_Page extract:_

■ ■ ■

# Cambodia/Laos



## Johnylo (Apr 16, 2018)

My wife and I are planning a trip to Cambodia and Laos in Jan/Feb 2019. We have never been to s/e Asia. We are in our late 60s and adventurous but do not do luxury travel. Will be flying to Bangkok and will continue from there. Also my wife is alergic to anything that is spicy. Will that be a problem especially in rural areas? Any advise will be greatly appreciated. Thank you


----------



## johnjayson (May 2, 2018)

For you to remind that Thailand's cuisine has almost over spicy taste on their dishes, so be sure to ask before you take any food in thailand.


----------



## Section 8 (Aug 15, 2010)

■ ■ ■

Data items:
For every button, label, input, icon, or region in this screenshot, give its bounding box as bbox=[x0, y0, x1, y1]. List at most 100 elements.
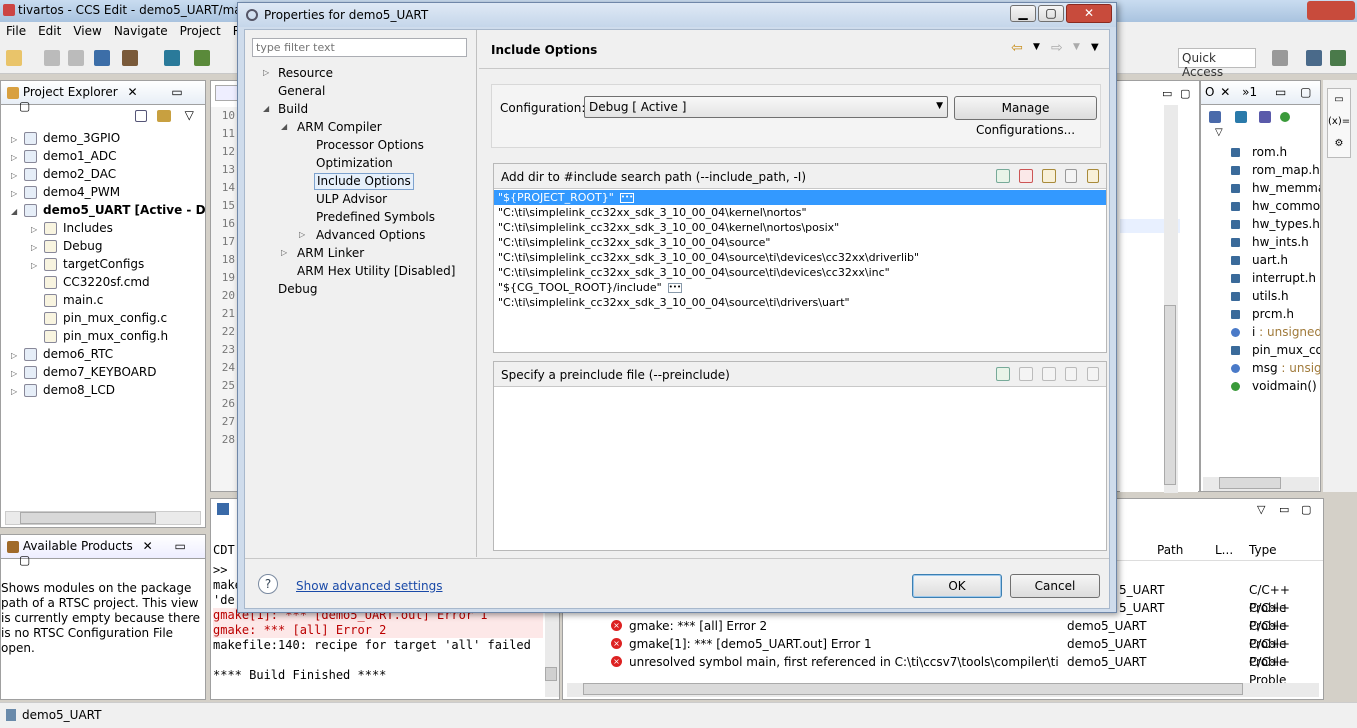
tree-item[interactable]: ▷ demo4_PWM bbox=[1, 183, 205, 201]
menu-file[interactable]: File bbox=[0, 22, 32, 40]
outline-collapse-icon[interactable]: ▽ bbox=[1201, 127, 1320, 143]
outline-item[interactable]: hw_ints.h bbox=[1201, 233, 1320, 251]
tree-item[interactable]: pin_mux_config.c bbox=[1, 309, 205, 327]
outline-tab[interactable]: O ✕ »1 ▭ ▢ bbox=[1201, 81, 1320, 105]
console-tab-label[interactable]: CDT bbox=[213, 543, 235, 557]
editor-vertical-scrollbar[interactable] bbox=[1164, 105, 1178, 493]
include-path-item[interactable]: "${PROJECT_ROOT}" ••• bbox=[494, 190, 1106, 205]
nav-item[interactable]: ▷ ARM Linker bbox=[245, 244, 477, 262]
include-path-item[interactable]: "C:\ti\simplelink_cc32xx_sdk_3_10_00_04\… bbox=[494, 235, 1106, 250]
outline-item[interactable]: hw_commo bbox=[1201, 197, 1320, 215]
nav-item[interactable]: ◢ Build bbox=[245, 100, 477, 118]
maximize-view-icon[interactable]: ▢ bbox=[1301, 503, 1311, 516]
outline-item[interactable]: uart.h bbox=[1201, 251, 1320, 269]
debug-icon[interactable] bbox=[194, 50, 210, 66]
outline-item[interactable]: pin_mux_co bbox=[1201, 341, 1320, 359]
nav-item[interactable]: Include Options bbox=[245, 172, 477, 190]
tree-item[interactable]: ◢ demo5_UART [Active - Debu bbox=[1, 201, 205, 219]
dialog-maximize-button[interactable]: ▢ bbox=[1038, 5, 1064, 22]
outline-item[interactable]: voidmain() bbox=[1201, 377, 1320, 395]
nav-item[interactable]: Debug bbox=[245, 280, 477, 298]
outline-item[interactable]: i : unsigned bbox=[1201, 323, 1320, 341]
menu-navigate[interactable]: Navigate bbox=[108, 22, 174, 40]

■ ■ ■

_Stated goal 1:_
Copy out the lines of the records word for word, starting at the line that contains "tree-item[interactable]: ▷ demo4_PWM" and ending at the line that contains "nav-item[interactable]: ▷ ARM", with both of those lines included.
_Stated goal 2:_
Extend the forum thread about a couple's trip to Cambodia and Laos, picking up right after its final line.

_Task response 1:_
tree-item[interactable]: ▷ demo4_PWM bbox=[1, 183, 205, 201]
menu-file[interactable]: File bbox=[0, 22, 32, 40]
outline-collapse-icon[interactable]: ▽ bbox=[1201, 127, 1320, 143]
outline-item[interactable]: hw_ints.h bbox=[1201, 233, 1320, 251]
tree-item[interactable]: pin_mux_config.c bbox=[1, 309, 205, 327]
outline-tab[interactable]: O ✕ »1 ▭ ▢ bbox=[1201, 81, 1320, 105]
console-tab-label[interactable]: CDT bbox=[213, 543, 235, 557]
editor-vertical-scrollbar[interactable] bbox=[1164, 105, 1178, 493]
include-path-item[interactable]: "${PROJECT_ROOT}" ••• bbox=[494, 190, 1106, 205]
nav-item[interactable]: ▷ ARM Linker bbox=[245, 244, 477, 262]

_Task response 2:_
The national cuisine tends to be quite spicy in Cambodia and Laos but they are used to tourists that cannot handle the spice. Simply request that they do not include any spice in your food and you should not have a problem. Perhaps some useful advice would be to learn how to say "not spicy please" in the local language for both countries (they are similar languages). Not only will it be appreciated by the locals but it will save your wife's stomach.

Should you ever accidentally encounter spicy food, I recommend drinking something acidic like anything lime or orange based. Spices are typically strong bases (chemically speaking) and the citric acid will help counteract the effects of the spice.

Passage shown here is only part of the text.